***** Task data
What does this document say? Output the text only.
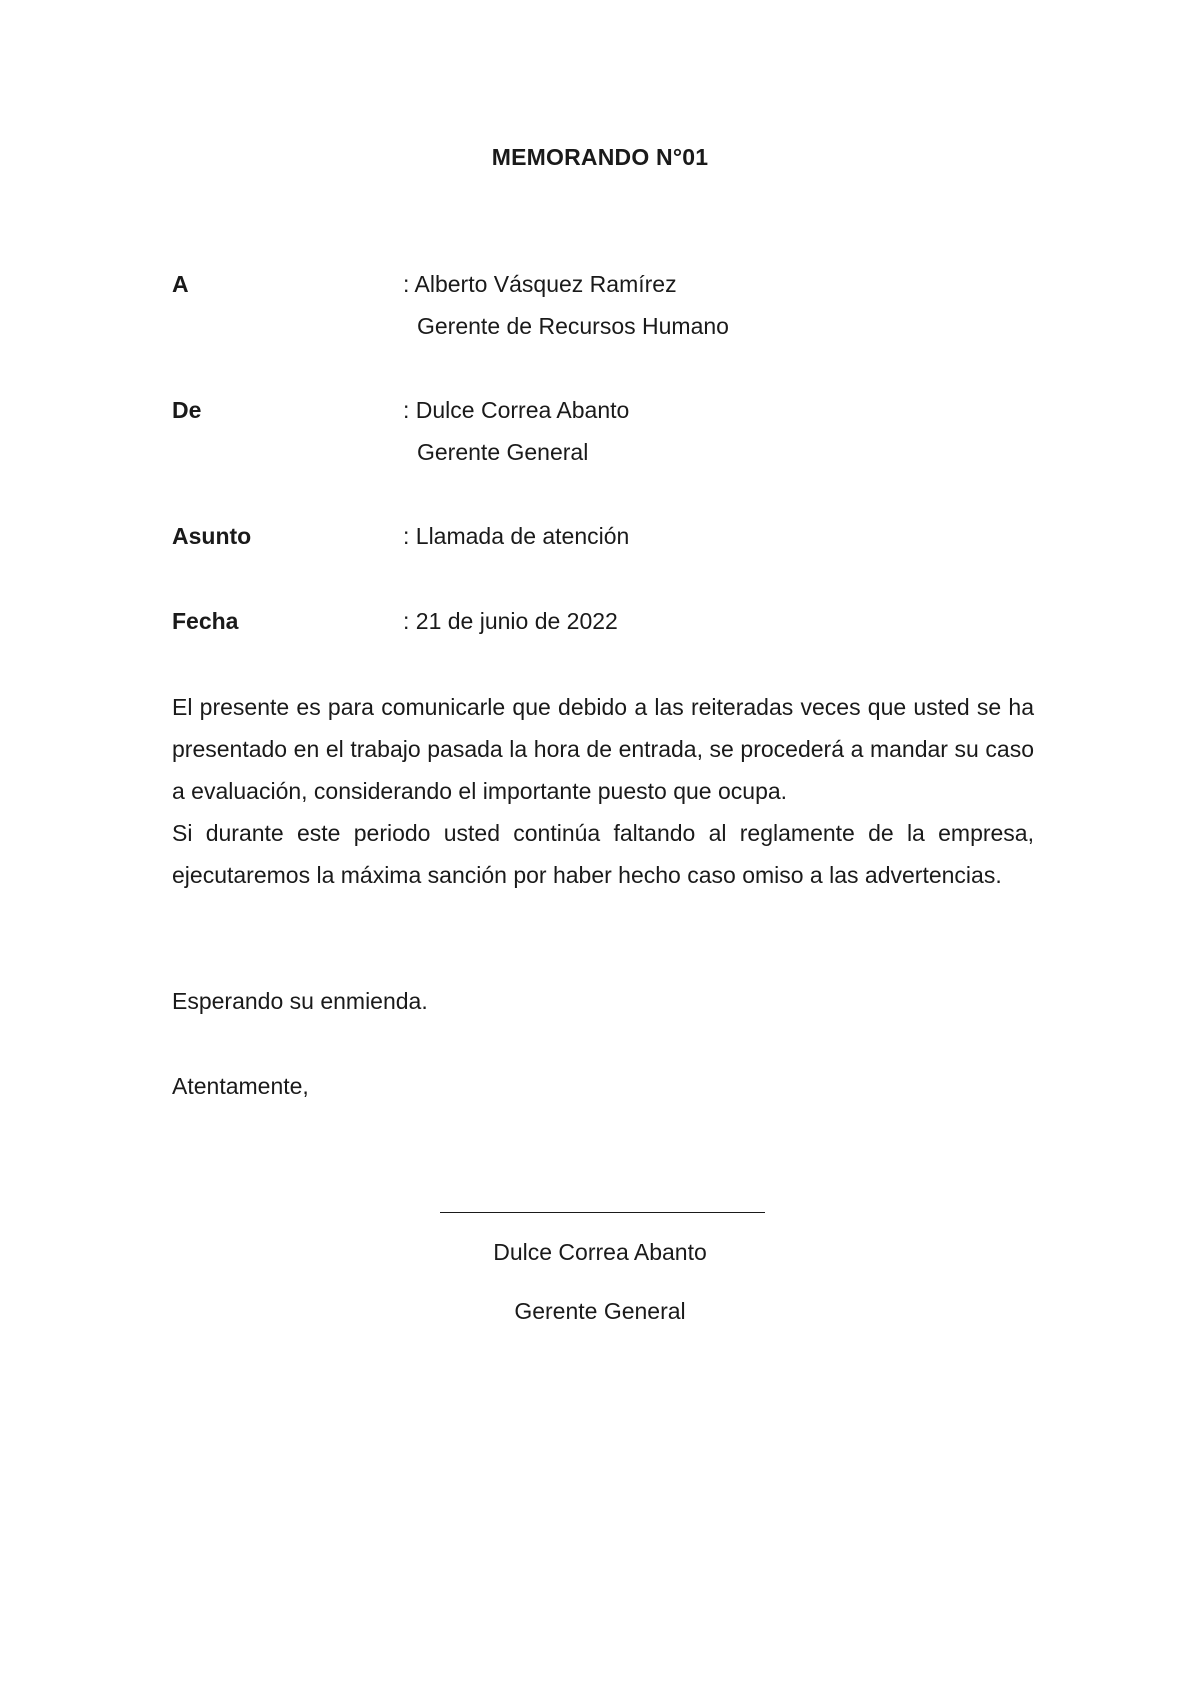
MEMORANDO N°01
A	: Alberto Vásquez Ramírez
Gerente de Recursos Humano
De	: Dulce Correa Abanto
Gerente General
Asunto	: Llamada de atención
Fecha	: 21 de junio de 2022

El presente es para comunicarle que debido a las reiteradas veces que usted se ha presentado en el trabajo pasada la hora de entrada, se procederá a mandar su caso a evaluación, considerando el importante puesto que ocupa.

Si durante este periodo usted continúa faltando al reglamente de la empresa, ejecutaremos la máxima sanción por haber hecho caso omiso a las advertencias.

Esperando su enmienda.
Atentamente,
Dulce Correa Abanto
Gerente General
**********
Pictures are excluded; repeat every record exactly.

▸ **Worked solution**
What does this document say? Output the text only.
MEMORANDO N°01
A	: Alberto Vásquez Ramírez
Gerente de Recursos Humano
De	: Dulce Correa Abanto
Gerente General
Asunto	: Llamada de atención
Fecha	: 21 de junio de 2022

El presente es para comunicarle que debido a las reiteradas veces que usted se ha presentado en el trabajo pasada la hora de entrada, se procederá a mandar su caso a evaluación, considerando el importante puesto que ocupa.

Si durante este periodo usted continúa faltando al reglamente de la empresa, ejecutaremos la máxima sanción por haber hecho caso omiso a las advertencias.

Esperando su enmienda.
Atentamente,
Dulce Correa Abanto
Gerente General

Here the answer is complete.